REQUIRED WORK: Of the lines in the listing below, how many hold "Syracuse"? Answer with the number only.

Dataset entries on figures
<<<<
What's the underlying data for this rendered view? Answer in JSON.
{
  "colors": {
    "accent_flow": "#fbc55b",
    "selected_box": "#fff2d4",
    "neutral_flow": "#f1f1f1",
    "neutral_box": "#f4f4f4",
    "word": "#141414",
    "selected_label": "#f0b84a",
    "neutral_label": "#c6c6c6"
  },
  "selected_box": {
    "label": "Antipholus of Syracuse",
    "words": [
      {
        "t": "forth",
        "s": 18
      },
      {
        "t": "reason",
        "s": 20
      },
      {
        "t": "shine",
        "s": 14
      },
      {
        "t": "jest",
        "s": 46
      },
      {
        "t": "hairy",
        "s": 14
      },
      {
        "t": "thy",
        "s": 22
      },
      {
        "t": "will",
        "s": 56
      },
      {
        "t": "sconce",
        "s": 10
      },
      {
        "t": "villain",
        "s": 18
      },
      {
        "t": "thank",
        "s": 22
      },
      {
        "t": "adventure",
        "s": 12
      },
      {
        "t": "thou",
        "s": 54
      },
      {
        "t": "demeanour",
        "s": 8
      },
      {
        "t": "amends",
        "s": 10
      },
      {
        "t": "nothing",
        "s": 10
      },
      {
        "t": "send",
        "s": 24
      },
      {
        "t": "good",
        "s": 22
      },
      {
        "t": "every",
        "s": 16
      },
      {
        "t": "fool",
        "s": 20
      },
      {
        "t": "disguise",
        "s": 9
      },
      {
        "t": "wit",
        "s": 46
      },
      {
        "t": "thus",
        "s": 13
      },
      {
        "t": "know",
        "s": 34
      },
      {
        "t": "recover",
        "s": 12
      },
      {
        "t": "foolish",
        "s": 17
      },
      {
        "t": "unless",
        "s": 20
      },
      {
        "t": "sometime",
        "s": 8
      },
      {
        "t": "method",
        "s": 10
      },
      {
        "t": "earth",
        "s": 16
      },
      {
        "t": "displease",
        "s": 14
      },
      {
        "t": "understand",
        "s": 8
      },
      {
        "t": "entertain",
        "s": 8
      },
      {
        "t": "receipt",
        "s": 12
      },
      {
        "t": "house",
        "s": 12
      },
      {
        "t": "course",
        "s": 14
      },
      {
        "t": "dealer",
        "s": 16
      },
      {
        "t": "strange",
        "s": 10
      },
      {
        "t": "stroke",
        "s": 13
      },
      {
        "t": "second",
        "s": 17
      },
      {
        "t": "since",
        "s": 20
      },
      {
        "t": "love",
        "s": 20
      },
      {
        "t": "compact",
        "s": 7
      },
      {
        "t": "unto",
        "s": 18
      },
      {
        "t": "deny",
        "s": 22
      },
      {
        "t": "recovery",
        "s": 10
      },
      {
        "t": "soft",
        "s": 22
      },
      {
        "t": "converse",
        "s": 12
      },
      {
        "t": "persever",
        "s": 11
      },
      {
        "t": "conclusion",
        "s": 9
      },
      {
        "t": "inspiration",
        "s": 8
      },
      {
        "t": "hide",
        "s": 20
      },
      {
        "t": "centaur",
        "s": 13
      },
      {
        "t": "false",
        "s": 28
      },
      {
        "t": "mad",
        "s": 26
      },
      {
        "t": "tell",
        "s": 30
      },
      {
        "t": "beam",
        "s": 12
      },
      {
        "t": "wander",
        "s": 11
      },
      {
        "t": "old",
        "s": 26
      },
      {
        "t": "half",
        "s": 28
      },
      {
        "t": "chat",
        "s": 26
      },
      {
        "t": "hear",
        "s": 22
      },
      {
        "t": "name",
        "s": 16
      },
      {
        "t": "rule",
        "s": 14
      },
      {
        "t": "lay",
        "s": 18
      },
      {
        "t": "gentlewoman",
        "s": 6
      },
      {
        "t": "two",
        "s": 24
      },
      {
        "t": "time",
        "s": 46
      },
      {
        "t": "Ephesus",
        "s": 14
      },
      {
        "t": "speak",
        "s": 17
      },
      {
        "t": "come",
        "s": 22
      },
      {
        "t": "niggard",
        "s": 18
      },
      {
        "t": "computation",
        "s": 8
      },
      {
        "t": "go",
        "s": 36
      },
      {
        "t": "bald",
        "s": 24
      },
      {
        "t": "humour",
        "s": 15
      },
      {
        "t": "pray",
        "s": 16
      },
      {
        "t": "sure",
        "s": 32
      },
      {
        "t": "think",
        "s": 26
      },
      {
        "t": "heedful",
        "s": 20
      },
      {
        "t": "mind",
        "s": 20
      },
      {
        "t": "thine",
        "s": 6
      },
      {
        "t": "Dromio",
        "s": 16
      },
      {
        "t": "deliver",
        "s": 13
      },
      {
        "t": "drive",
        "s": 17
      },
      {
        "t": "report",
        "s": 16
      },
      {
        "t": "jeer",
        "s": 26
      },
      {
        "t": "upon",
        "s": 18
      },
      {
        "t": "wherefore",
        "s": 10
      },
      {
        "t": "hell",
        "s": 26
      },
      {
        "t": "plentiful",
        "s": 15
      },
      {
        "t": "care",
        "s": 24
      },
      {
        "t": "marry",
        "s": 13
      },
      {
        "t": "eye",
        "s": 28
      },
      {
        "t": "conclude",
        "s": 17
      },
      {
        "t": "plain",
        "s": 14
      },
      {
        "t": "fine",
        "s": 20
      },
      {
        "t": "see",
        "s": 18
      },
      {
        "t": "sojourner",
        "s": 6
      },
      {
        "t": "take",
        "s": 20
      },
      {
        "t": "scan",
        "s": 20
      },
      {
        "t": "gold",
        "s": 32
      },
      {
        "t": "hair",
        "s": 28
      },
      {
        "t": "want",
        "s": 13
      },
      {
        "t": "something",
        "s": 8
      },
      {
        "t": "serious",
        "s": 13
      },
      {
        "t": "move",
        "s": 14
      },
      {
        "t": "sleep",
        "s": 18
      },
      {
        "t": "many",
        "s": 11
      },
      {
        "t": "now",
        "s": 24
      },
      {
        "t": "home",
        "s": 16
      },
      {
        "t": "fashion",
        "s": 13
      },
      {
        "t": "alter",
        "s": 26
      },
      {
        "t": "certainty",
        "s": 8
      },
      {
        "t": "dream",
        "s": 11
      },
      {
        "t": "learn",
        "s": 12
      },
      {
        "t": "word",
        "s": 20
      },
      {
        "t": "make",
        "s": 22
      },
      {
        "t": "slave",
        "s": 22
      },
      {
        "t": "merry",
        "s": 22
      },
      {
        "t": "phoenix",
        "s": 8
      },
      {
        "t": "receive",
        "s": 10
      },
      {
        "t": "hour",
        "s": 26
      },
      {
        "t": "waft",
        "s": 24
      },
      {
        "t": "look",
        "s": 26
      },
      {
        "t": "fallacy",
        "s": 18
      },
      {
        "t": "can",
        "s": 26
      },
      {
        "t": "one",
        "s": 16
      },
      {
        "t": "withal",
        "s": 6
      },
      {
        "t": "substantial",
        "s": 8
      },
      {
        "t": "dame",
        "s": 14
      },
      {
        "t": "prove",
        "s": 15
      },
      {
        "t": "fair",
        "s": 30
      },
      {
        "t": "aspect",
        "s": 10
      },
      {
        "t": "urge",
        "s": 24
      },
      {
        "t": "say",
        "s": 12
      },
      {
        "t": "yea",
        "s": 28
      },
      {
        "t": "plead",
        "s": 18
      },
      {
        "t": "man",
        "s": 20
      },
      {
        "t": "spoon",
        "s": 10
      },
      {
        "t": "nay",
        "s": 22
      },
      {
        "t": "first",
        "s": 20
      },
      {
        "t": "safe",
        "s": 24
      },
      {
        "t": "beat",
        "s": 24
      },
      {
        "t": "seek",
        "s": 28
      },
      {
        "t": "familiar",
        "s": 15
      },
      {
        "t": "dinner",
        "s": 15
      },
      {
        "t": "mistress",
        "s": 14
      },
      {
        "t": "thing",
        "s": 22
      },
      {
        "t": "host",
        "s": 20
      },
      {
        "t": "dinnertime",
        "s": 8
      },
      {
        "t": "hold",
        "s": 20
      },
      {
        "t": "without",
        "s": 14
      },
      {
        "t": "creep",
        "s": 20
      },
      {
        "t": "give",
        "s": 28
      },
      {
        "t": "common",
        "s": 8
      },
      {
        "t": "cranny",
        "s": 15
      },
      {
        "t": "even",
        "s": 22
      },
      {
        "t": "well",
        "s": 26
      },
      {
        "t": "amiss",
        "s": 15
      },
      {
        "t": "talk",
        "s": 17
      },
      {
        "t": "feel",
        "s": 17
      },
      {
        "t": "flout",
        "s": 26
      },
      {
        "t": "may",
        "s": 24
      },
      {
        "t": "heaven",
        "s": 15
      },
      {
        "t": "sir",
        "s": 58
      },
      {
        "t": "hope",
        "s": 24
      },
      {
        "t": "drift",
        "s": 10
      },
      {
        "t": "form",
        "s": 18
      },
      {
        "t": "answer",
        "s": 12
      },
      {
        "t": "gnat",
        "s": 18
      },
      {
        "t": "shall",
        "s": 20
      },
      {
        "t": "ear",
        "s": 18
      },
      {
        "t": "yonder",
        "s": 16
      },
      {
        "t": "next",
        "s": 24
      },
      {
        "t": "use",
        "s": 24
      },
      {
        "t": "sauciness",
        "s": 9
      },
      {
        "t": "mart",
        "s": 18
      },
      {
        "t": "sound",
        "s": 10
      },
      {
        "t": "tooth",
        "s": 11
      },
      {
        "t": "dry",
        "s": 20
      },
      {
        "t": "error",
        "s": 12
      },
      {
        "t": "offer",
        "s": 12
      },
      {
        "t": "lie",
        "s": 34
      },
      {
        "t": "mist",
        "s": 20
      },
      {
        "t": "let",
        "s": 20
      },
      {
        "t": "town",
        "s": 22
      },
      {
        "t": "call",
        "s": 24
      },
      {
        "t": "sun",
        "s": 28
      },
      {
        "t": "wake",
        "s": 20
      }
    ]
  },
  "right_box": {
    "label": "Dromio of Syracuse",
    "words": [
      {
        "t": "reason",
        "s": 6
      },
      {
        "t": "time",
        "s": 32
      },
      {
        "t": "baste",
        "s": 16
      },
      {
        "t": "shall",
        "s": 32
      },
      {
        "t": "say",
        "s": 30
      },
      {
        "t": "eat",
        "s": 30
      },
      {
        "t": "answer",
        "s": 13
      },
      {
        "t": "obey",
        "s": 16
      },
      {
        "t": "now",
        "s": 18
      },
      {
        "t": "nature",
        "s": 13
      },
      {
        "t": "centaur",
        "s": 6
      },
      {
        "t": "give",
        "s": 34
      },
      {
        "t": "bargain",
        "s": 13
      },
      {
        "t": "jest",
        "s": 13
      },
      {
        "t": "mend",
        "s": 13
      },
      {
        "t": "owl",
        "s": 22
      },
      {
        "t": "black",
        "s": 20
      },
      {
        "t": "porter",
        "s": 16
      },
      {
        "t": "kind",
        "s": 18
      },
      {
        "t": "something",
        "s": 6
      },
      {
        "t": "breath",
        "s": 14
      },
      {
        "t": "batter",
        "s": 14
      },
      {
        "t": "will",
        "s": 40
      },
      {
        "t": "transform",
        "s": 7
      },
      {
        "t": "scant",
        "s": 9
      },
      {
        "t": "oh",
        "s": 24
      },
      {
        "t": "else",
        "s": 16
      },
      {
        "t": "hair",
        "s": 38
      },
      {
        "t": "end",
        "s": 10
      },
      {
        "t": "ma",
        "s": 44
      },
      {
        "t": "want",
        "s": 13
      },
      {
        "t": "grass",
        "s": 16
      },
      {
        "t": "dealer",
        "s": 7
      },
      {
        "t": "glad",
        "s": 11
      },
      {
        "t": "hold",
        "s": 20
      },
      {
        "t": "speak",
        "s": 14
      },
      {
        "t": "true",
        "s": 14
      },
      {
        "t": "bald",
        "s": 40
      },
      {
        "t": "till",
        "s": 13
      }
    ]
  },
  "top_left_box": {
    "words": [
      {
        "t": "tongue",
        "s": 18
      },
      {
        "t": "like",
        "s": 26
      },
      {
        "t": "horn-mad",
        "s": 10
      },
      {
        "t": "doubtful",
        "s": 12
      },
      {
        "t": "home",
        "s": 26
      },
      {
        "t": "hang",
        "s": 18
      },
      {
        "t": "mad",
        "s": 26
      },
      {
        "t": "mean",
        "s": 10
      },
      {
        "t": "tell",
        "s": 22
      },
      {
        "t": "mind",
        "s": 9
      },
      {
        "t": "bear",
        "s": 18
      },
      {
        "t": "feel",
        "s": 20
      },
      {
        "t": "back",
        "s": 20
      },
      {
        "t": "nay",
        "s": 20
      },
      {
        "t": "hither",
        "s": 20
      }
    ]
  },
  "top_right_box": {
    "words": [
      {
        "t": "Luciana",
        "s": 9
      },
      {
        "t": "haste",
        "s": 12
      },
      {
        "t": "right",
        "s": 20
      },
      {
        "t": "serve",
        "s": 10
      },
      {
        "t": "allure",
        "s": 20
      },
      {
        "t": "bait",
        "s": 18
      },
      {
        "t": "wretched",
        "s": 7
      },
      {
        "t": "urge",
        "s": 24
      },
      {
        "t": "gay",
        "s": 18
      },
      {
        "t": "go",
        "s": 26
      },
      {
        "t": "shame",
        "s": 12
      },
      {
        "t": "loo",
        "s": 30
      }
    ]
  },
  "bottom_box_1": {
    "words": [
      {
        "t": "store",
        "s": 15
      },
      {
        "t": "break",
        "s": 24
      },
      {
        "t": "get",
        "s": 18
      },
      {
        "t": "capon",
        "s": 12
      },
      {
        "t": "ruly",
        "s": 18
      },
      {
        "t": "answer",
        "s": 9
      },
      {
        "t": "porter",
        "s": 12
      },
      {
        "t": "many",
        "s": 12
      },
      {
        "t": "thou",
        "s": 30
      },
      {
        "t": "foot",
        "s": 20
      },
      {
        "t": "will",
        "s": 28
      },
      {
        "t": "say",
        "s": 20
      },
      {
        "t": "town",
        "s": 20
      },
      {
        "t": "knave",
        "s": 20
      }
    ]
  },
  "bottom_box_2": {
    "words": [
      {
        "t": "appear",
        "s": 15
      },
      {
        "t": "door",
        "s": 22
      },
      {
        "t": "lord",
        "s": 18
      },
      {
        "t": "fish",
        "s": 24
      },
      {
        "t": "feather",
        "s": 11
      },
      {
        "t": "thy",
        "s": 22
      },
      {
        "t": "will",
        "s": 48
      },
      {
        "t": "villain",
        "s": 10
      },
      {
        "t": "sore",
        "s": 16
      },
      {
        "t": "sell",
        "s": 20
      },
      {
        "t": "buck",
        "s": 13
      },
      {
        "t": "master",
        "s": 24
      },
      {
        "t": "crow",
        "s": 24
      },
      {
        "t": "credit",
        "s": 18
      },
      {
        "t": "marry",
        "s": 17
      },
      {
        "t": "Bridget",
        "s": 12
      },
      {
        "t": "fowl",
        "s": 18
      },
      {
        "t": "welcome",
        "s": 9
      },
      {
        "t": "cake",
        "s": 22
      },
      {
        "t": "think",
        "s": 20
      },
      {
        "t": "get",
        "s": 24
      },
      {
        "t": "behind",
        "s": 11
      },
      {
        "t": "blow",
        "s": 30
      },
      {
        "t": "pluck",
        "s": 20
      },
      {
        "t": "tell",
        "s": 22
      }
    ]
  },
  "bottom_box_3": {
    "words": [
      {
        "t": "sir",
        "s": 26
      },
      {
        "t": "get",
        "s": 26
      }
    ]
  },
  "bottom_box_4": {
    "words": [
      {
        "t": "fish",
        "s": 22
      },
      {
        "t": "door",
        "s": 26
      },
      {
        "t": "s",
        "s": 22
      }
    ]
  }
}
>>>>
RESULT OF THE TASK: 2